Job - Repeat each entry as written, dropping any picture you find.

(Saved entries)
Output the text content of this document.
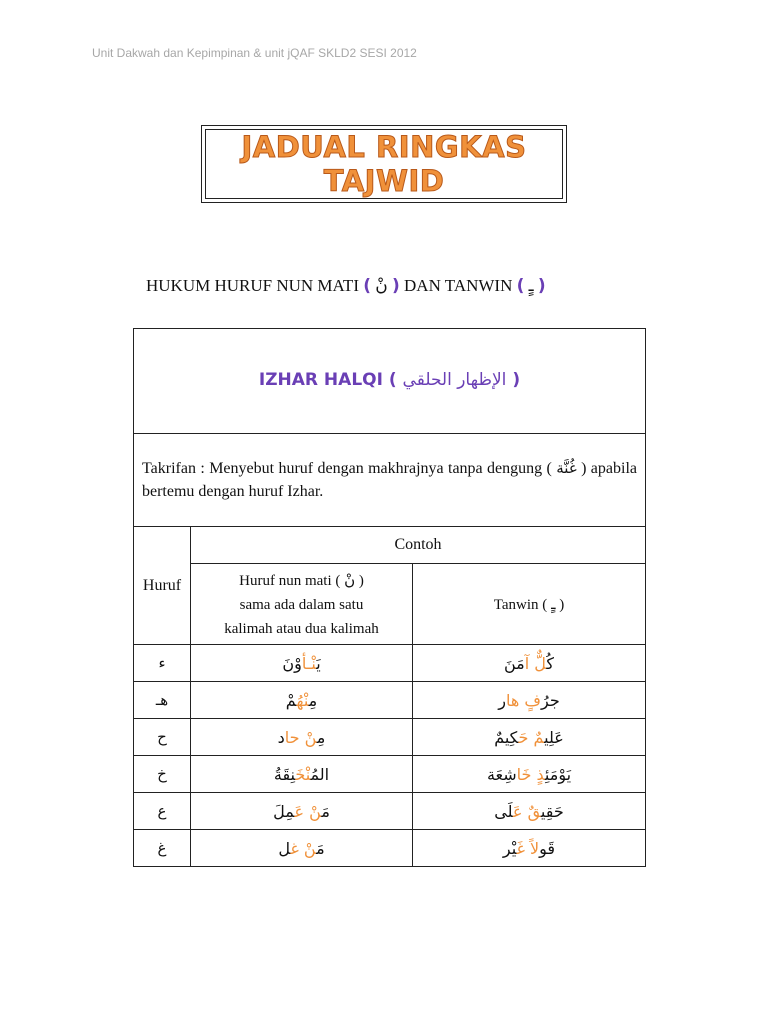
Unit Dakwah dan Kepimpinan & unit jQAF SKLD2 SESI 2012
JADUAL RINGKAS
TAJWID
HUKUM HURUF NUN MATI ( نْ ) DAN TANWIN ( ـٍ )
IZHAR HALQI ( الإظهار الحلقي )		

Takrifan : Menyebut huruf dengan makhrajnya tanpa dengung ( غُنَّة ) apabila bertemu dengan huruf Izhar.		

Huruf	Contoh	

	Huruf nun mati ( نْ )
sama ada dalam satu
kalimah atau dua kalimah	Tanwin ( ـٍ )
ء	يَنْـأوْنَ	كُلٌّ آمَنَ
هـ	مِنْهُمْ	جرُفٍ هار
ح	مِنْ حاد	عَلِيمٌ حَكِيمٌ
خ	المُنْخَنِقَةُ	يَوْمَئِذٍ خَاشِعَة
ع	مَنْ عَمِلَ	حَقِيقٌ عَلَى
غ	مَنْ غل	قَولاً غَيْر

The solution -
Output the text content of this document.
Unit Dakwah dan Kepimpinan & unit jQAF SKLD2 SESI 2012
JADUAL RINGKAS
TAJWID
HUKUM HURUF NUN MATI ( نْ ) DAN TANWIN ( ـٍ )
IZHAR HALQI ( الإظهار الحلقي )		

Takrifan : Menyebut huruf dengan makhrajnya tanpa dengung ( غُنَّة ) apabila bertemu dengan huruf Izhar.		

Huruf	Contoh	

	Huruf nun mati ( نْ )
sama ada dalam satu
kalimah atau dua kalimah	Tanwin ( ـٍ )
ء	يَنْـأوْنَ	كُلٌّ آمَنَ
هـ	مِنْهُمْ	جرُفٍ هار
ح	مِنْ حاد	عَلِيمٌ حَكِيمٌ
خ	المُنْخَنِقَةُ	يَوْمَئِذٍ خَاشِعَة
ع	مَنْ عَمِلَ	حَقِيقٌ عَلَى
غ	مَنْ غل	قَولاً غَيْر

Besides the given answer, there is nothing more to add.